Figure record extracts
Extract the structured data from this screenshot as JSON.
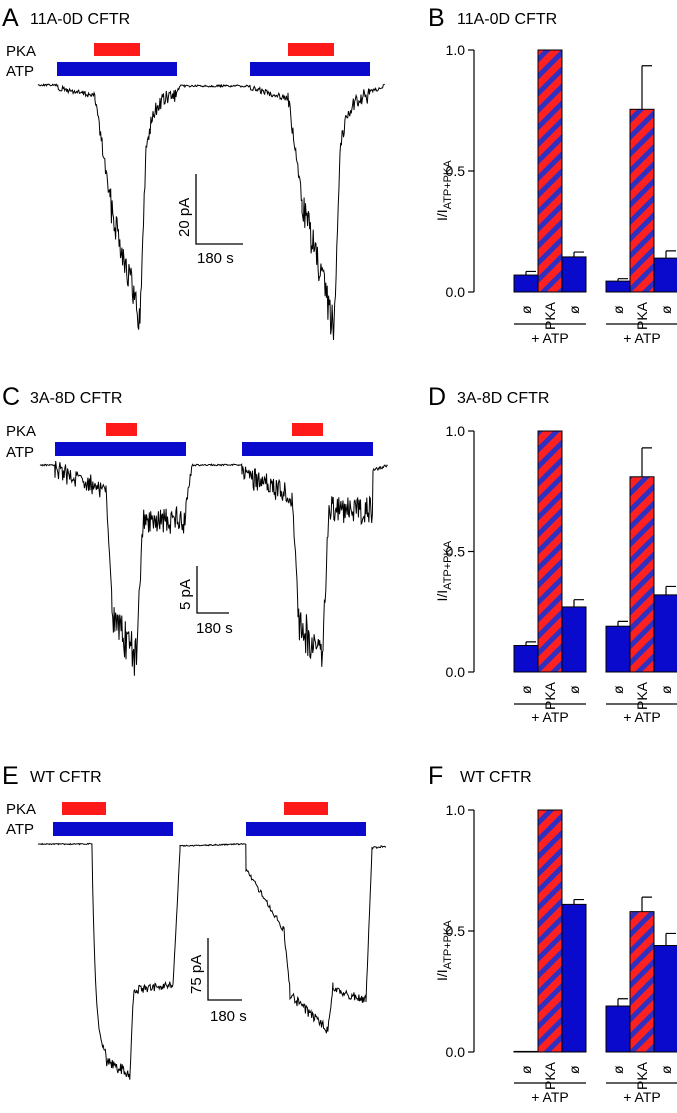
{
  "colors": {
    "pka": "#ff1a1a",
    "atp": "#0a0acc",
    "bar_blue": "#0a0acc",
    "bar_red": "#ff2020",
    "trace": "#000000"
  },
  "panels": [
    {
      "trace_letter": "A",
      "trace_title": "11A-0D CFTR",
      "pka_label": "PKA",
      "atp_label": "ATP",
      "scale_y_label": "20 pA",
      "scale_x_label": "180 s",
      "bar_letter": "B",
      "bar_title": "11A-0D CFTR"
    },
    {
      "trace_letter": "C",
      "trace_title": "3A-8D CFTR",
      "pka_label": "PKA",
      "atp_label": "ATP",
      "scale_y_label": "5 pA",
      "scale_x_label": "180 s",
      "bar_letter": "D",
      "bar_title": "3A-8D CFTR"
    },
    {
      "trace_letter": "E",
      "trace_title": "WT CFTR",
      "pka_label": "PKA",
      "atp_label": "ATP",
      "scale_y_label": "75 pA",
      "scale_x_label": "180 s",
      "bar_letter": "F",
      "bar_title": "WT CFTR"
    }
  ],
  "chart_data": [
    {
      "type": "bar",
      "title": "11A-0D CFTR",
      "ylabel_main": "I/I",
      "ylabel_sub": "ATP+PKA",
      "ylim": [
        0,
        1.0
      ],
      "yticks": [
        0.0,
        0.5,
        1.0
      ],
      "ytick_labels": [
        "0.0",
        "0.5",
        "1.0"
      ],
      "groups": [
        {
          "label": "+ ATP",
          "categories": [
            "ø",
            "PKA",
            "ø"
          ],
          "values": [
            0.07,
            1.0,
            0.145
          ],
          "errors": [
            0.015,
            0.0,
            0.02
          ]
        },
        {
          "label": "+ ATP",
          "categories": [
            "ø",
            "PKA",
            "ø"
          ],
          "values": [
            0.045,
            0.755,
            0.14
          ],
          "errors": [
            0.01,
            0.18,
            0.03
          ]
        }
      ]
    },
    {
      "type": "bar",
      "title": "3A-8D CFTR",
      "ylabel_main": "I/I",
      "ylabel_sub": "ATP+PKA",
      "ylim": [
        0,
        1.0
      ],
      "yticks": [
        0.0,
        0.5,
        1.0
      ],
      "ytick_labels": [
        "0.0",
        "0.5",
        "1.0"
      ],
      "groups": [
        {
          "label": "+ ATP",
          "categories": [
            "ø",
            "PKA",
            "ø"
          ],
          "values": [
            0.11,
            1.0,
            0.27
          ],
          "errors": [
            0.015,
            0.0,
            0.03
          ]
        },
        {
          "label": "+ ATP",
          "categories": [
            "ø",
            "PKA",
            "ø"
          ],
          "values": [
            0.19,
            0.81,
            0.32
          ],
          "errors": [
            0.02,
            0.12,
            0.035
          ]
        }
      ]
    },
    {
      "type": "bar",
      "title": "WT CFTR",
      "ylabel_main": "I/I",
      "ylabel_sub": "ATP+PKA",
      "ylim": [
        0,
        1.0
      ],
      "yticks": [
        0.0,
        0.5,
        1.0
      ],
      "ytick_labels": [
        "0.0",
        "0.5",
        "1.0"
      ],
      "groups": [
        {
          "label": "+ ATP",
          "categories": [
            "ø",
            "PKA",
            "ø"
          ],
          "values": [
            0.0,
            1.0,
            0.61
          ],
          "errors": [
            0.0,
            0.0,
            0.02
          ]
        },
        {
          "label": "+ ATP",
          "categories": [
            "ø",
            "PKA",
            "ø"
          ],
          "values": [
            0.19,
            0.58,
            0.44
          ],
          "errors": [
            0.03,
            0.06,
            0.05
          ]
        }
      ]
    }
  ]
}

---

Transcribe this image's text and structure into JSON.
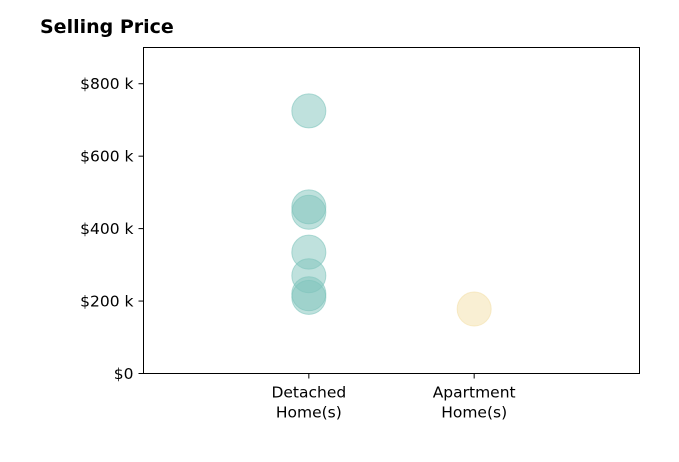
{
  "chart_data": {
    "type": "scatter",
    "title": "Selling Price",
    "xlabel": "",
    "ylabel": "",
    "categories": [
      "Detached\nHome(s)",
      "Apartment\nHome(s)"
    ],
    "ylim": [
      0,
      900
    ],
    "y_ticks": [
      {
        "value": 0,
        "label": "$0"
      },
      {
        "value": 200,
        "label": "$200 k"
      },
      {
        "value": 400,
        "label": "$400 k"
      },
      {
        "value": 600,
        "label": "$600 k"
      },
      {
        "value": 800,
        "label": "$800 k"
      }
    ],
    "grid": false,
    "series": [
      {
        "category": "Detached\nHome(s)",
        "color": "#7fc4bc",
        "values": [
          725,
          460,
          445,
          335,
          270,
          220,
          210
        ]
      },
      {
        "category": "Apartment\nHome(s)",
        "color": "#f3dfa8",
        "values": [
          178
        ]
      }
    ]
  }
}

Stated task:
Identify all lines where the word "nHome" shows up. Copy them.

Correct answer:
      "Detached\nHome(s)",
      "Apartment\nHome(s)"
        "category": "Detached\nHome(s)",
        "category": "Apartment\nHome(s)",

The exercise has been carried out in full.